§ ASSIGNMENT
Identify all lines in the data containing the string "chromosome". Copy them out.

§ RECORDS
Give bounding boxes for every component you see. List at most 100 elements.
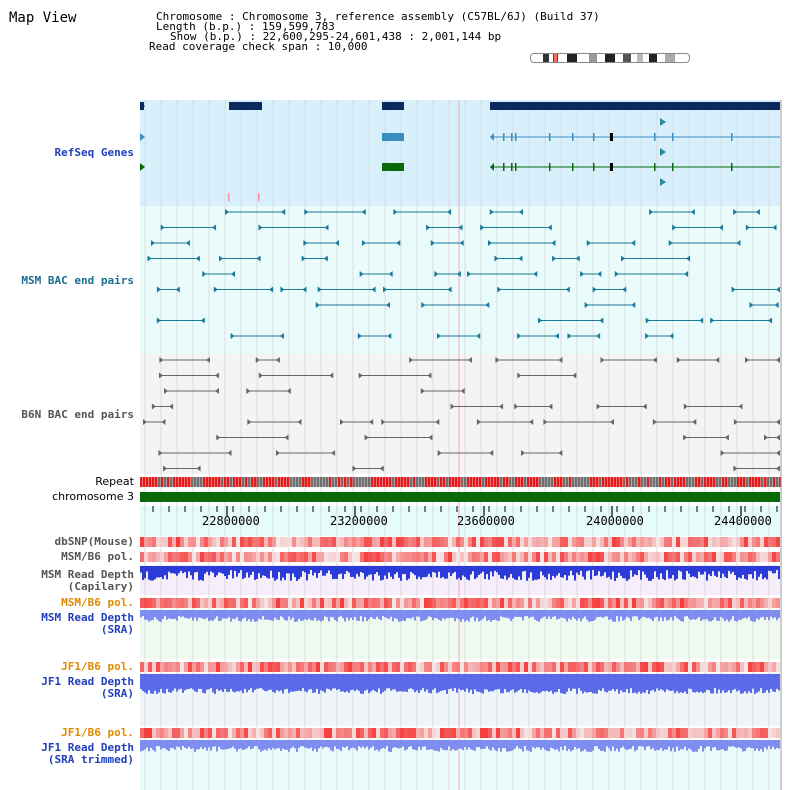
msm-b6-pol2-label[interactable]: MSM/B6 pol. <box>61 596 134 609</box>
msm-cap-depth-bar <box>664 566 666 581</box>
msm-bac-track-label[interactable]: MSM BAC end pairs <box>21 274 134 287</box>
jf1-sra-depth-bar <box>416 674 418 691</box>
gene-block <box>490 102 780 110</box>
b6n-bac-track-label[interactable]: B6N BAC end pairs <box>21 408 134 421</box>
repeat-segment <box>221 477 224 487</box>
msm-cap-depth-bar <box>310 566 312 571</box>
msm-b6-pol2-heat-cell <box>588 598 592 608</box>
jf1-b6-pol-heat-cell <box>548 662 552 672</box>
msm-sra-depth-bar <box>280 610 282 617</box>
msm-sra-depth-label-1[interactable]: MSM Read Depth <box>41 611 134 624</box>
repeat-segment <box>203 477 206 487</box>
jf1-b6-pol2-heat-cell <box>176 728 180 738</box>
jf1-trim-depth-bar <box>448 740 450 747</box>
msm-sra-depth-bar <box>406 610 408 619</box>
msm-bac-pair-end <box>575 255 580 262</box>
msm-cap-depth-bar <box>748 566 750 575</box>
jf1-b6-pol-heat-cell <box>696 662 700 672</box>
repeat-segment <box>659 477 662 487</box>
jf1-trim-depth-bar <box>278 740 280 749</box>
msm-sra-depth-bar <box>288 610 290 617</box>
jf1-b6-pol2-heat-cell <box>492 728 496 738</box>
msm-b6-pol-heat-cell <box>192 552 196 562</box>
repeat-track-label[interactable]: Repeat <box>95 475 134 488</box>
dbsnp-heat-cell <box>364 537 368 547</box>
jf1-trim-depth-bar <box>148 740 150 752</box>
msm-b6-pol-heat-cell <box>660 552 664 562</box>
jf1-sra-depth-bar <box>638 674 640 692</box>
msm-sra-depth-bar <box>776 610 778 621</box>
msm-cap-depth-bar <box>336 566 338 579</box>
gene-block <box>382 163 404 171</box>
msm-b6-pol2-heat-cell <box>768 598 772 608</box>
jf1-trim-depth-label-1[interactable]: JF1 Read Depth <box>41 741 134 754</box>
msm-b6-pol-heat-cell <box>232 552 236 562</box>
msm-sra-depth-bar <box>378 610 380 619</box>
msm-sra-depth-bar <box>178 610 180 617</box>
chromosome-track-label[interactable]: chromosome 3 <box>52 490 134 503</box>
jf1-sra-depth-label-1[interactable]: JF1 Read Depth <box>41 675 134 688</box>
msm-sra-depth-bar <box>538 610 540 622</box>
jf1-sra-depth-bar <box>708 674 710 691</box>
jf1-trim-depth-bar <box>172 740 174 749</box>
dbsnp-heat-cell <box>564 537 568 547</box>
msm-b6-pol-heat-cell <box>176 552 180 562</box>
repeat-segment <box>545 477 548 487</box>
refseq-track-label[interactable]: RefSeq Genes <box>54 146 134 159</box>
dbsnp-heat-cell <box>272 537 276 547</box>
dbsnp-heat-cell <box>412 537 416 547</box>
repeat-segment <box>173 477 176 487</box>
jf1-b6-pol-heat-cell <box>720 662 724 672</box>
jf1-trim-depth-bar <box>246 740 248 749</box>
msm-b6-pol2-heat-cell <box>372 598 376 608</box>
msm-sra-depth-bar <box>556 610 558 620</box>
msm-cap-depth-bar <box>234 566 236 571</box>
msm-b6-pol2-heat-cell <box>592 598 596 608</box>
msm-bac-pair-end <box>160 224 165 231</box>
jf1-sra-depth-bar <box>646 674 648 690</box>
msm-b6-pol-heat-cell <box>552 552 556 562</box>
dbsnp-heat-cell <box>560 537 564 547</box>
jf1-trim-depth-bar <box>272 740 274 748</box>
jf1-b6-pol-heat-cell <box>228 662 232 672</box>
jf1-b6-pol-heat-cell <box>660 662 664 672</box>
chromosome-ideogram[interactable] <box>530 53 690 63</box>
jf1-b6-pol2-label[interactable]: JF1/B6 pol. <box>61 726 134 739</box>
jf1-trim-depth-bar <box>240 740 242 749</box>
msm-cap-depth-bar <box>534 566 536 580</box>
jf1-sra-depth-bar <box>508 674 510 693</box>
msm-sra-depth-bar <box>696 610 698 619</box>
msm-cap-depth-bar <box>416 566 418 580</box>
jf1-trim-depth-bar <box>748 740 750 748</box>
dbsnp-heat-cell <box>672 537 676 547</box>
msm-cap-depth-bar <box>464 566 466 577</box>
msm-cap-depth-bar <box>550 566 552 580</box>
msm-cap-depth-bar <box>694 566 696 578</box>
jf1-b6-pol-label[interactable]: JF1/B6 pol. <box>61 660 134 673</box>
msm-bac-pair-end <box>385 302 390 308</box>
b6n-bac-pair-end <box>514 403 519 410</box>
msm-cap-depth-bar <box>666 566 668 571</box>
jf1-b6-pol2-heat-cell <box>144 728 148 738</box>
msm-cap-depth-bar <box>712 566 714 572</box>
msm-cap-depth-bar <box>736 566 738 580</box>
repeat-segment <box>179 477 182 487</box>
msm-cap-depth-bar <box>242 566 244 579</box>
jf1-sra-depth-bar <box>378 674 380 689</box>
jf1-trim-depth-bar <box>384 740 386 749</box>
jf1-sra-depth-bar <box>400 674 402 692</box>
dbsnp-heat-cell <box>320 537 324 547</box>
repeat-segment <box>629 477 632 487</box>
jf1-trim-depth-bar <box>454 740 456 751</box>
repeat-segment <box>413 477 416 487</box>
repeat-segment <box>743 477 746 487</box>
b6n-bac-pair-end <box>499 403 504 410</box>
gene-exon <box>654 133 656 141</box>
dbsnp-track-label[interactable]: dbSNP(Mouse) <box>54 535 134 548</box>
msm-cap-depth-bar <box>160 566 162 578</box>
jf1-b6-pol2-heat-cell <box>468 728 472 738</box>
jf1-b6-pol2-heat-cell <box>388 728 392 738</box>
msm-b6-pol-label[interactable]: MSM/B6 pol. <box>61 550 134 563</box>
msm-cap-depth-label-1[interactable]: MSM Read Depth <box>41 568 134 581</box>
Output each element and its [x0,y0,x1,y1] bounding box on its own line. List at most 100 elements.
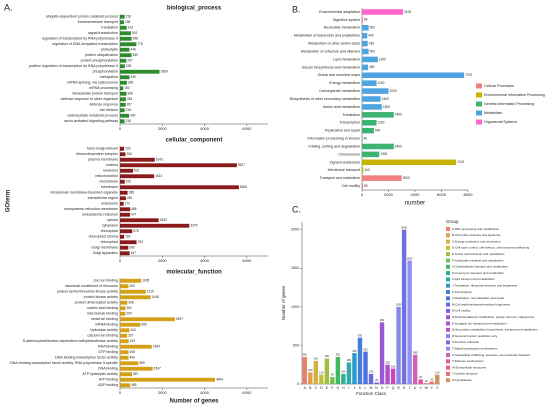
bar [120,86,124,91]
value-label: 415 [130,339,136,343]
panel-label: C. [292,204,301,214]
y-tick-label: Digestive system [333,18,360,22]
y-tick-label: mRNA binding [95,323,118,327]
bar [120,69,160,74]
y-tick-label: Transcription [339,121,360,125]
value-label: 1830 [160,218,167,222]
x-tick-label: J [354,386,356,390]
legend-swatch [476,92,482,98]
bar [324,358,330,384]
x-tick-label: U [414,386,417,390]
bar [418,379,423,384]
y-tick-label: Glycan biosynthesis and metabolism [302,65,360,69]
legend-label: G:Carbohydrate transport and metabolism [452,265,509,269]
bar [346,362,352,384]
value-label: 218 [126,15,132,19]
value-label: 1500 [383,105,390,109]
legend-swatch [446,308,450,313]
bar [362,167,364,173]
legend-label: L:Replication, recombination and repair [452,296,504,300]
y-tick-label: mitochondrion [95,174,118,178]
y-tick-label: trans-Golgi network [87,147,118,151]
value-label: 2000 [390,89,397,93]
y-tick-label: ubiquitin-dependent protein catabolic pr… [46,15,119,19]
value-label: 408 [130,350,136,354]
value-label: 3000 [403,176,410,180]
value-label: 120 [319,370,324,374]
bar [120,152,126,157]
panel-label: B. [292,4,301,14]
bar [120,229,133,234]
value-label: 1613 [155,174,162,178]
x-tick-label: M [370,386,373,390]
legend-swatch [446,245,450,250]
y-tick-label: Lipid metabolism [333,57,360,61]
y-tick-label: mRNA processing [89,86,118,90]
bar [120,14,125,19]
y-tick-label: GTP binding [98,350,118,354]
y-tick-label: regulation of transcription by RNA polym… [42,37,118,41]
x-tick-label: F [331,386,333,390]
legend-swatch [446,277,450,282]
value-label: 1300 [380,152,387,156]
legend-label: O:Posttranslational modification, protei… [452,315,535,319]
x-tick-label: 2000 [384,192,394,197]
x-tick-label: 2000 [158,126,168,131]
bar [362,48,369,55]
legend-swatch [476,83,482,89]
y-tick-label: endosome [101,202,118,206]
value-label: 280 [347,358,352,362]
value-label: 261 [127,306,133,310]
value-label: 400 [368,34,374,38]
bar [120,80,127,85]
legend-label: Z:Cytoskeleton [452,378,472,382]
y-tick-label: proteolysis [101,48,118,52]
y-tick-label: Folding, sorting and degradation [308,144,360,148]
value-label: 1200 [379,57,386,61]
bar [335,357,341,384]
y-tick-label: Nucleotide metabolism [324,26,360,30]
y-tick-label: Metabolism of cofactors and vitamins [301,49,360,53]
legend-label: J:Translation, ribosomal structure and b… [452,283,518,287]
legend-label: M:Cell wall/membrane/envelope biogenesis [452,302,510,306]
bar [120,113,130,118]
bar [435,374,440,384]
value-label: 267 [127,103,133,107]
legend-label: Q:Secondary metabolites biosynthesis, tr… [452,328,538,332]
x-tick-label: I [348,386,349,390]
legend-swatch [446,353,450,357]
bar [120,339,129,344]
value-label: 400 [129,284,135,288]
legend-label: Organismal Systems [484,120,517,124]
bar [120,278,142,283]
x-tick-label: 0 [119,126,122,131]
y-tick-label: zinc ion binding [93,279,118,283]
y-tick-label: translation [101,26,118,30]
bar [120,218,159,223]
legend-swatch [446,271,450,276]
bar [120,47,130,52]
value-label: 500 [370,49,376,53]
x-tick-label: 0 [119,258,122,263]
bar [362,64,369,71]
x-axis-title: Function Class [356,391,387,396]
value-label: 420 [363,347,368,351]
bar [362,32,368,39]
legend-label: Metabolism [484,111,502,115]
legend-label: B:Chromatin structure and dynamics [452,233,501,237]
bar [120,306,126,311]
panel-label: A. [4,2,13,12]
value-label: 600 [358,333,363,337]
value-label: 1600 [407,256,413,260]
bar [319,374,324,384]
legend-label: K:Transcription [452,290,472,294]
value-label: 80 [364,184,368,188]
value-label: 228 [126,64,132,68]
bar [362,119,377,126]
bar [374,382,379,384]
legend-label: R:General function prediction only [452,334,498,338]
value-label: 3100 [404,10,411,14]
value-label: 1400 [382,97,389,101]
legend-label: D:Cell cycle control, cell division, chr… [452,246,530,250]
y-tick-label: DNA-binding transcription factor activit… [55,356,118,360]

§ FINISHED EXERCISE
chromosome-track-label[interactable]: chromosome 3 <box>52 490 134 503</box>
chromosome-ideogram[interactable] <box>530 53 690 63</box>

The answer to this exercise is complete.